* **TASK TO COMPLETE**
Gather from the material every line that contains the string "DATE".

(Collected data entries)
»»

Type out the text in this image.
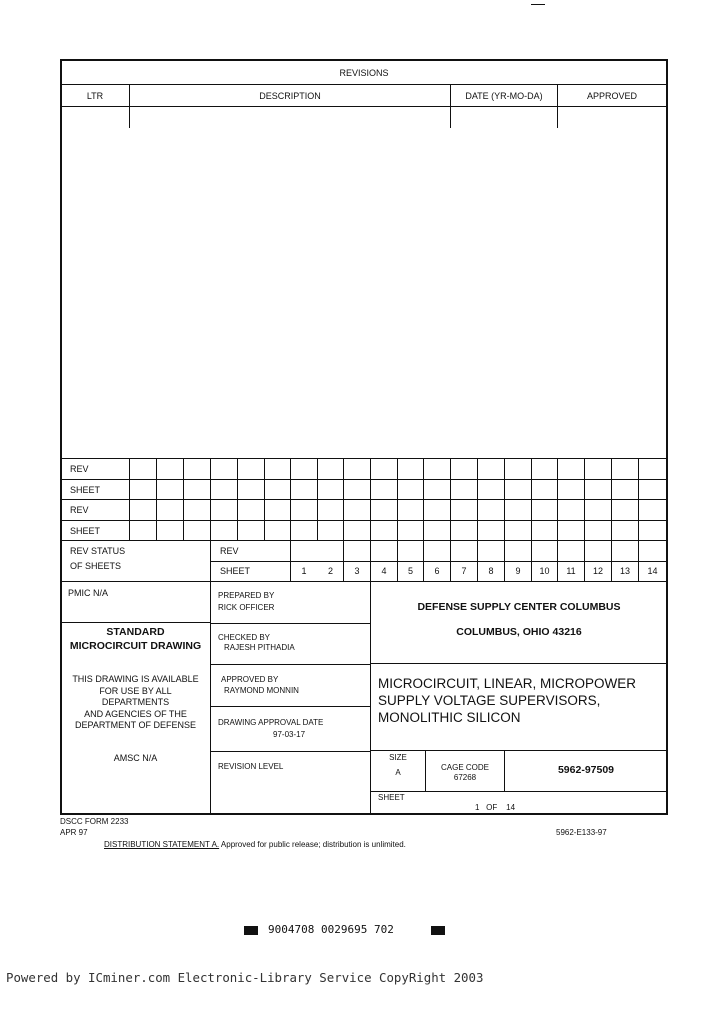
REVISIONS
LTR	DESCRIPTION	DATE (YR-MO-DA)	APPROVED
REV
SHEET
REV
SHEET
REV STATUS
OF SHEETS
REV
SHEET	1	2	3	4	5	6	7	8	9	10	11	12	13	14
PMIC N/A
STANDARD
MICROCIRCUIT DRAWING
THIS DRAWING IS AVAILABLE
FOR USE BY ALL
DEPARTMENTS
AND AGENCIES OF THE
DEPARTMENT OF DEFENSE
AMSC N/A
PREPARED BY
RICK OFFICER
CHECKED BY
RAJESH PITHADIA
APPROVED BY
RAYMOND MONNIN
DRAWING APPROVAL DATE
97-03-17
REVISION LEVEL
DEFENSE SUPPLY CENTER COLUMBUS
COLUMBUS, OHIO 43216
MICROCIRCUIT, LINEAR, MICROPOWER
SUPPLY VOLTAGE SUPERVISORS,
MONOLITHIC SILICON
SIZE
A
CAGE CODE
67268
5962-97509
SHEET
1   OF    14
DSCC FORM 2233
APR 97	5962-E133-97
DISTRIBUTION STATEMENT A. Approved for public release; distribution is unlimited.
9004708 0029695 702
Powered by ICminer.com Electronic-Library Service CopyRight 2003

««

* **RESULT OF THE EXERCISE**
LTR	DESCRIPTION	DATE (YR-MO-DA)	APPROVED
DRAWING APPROVAL DATE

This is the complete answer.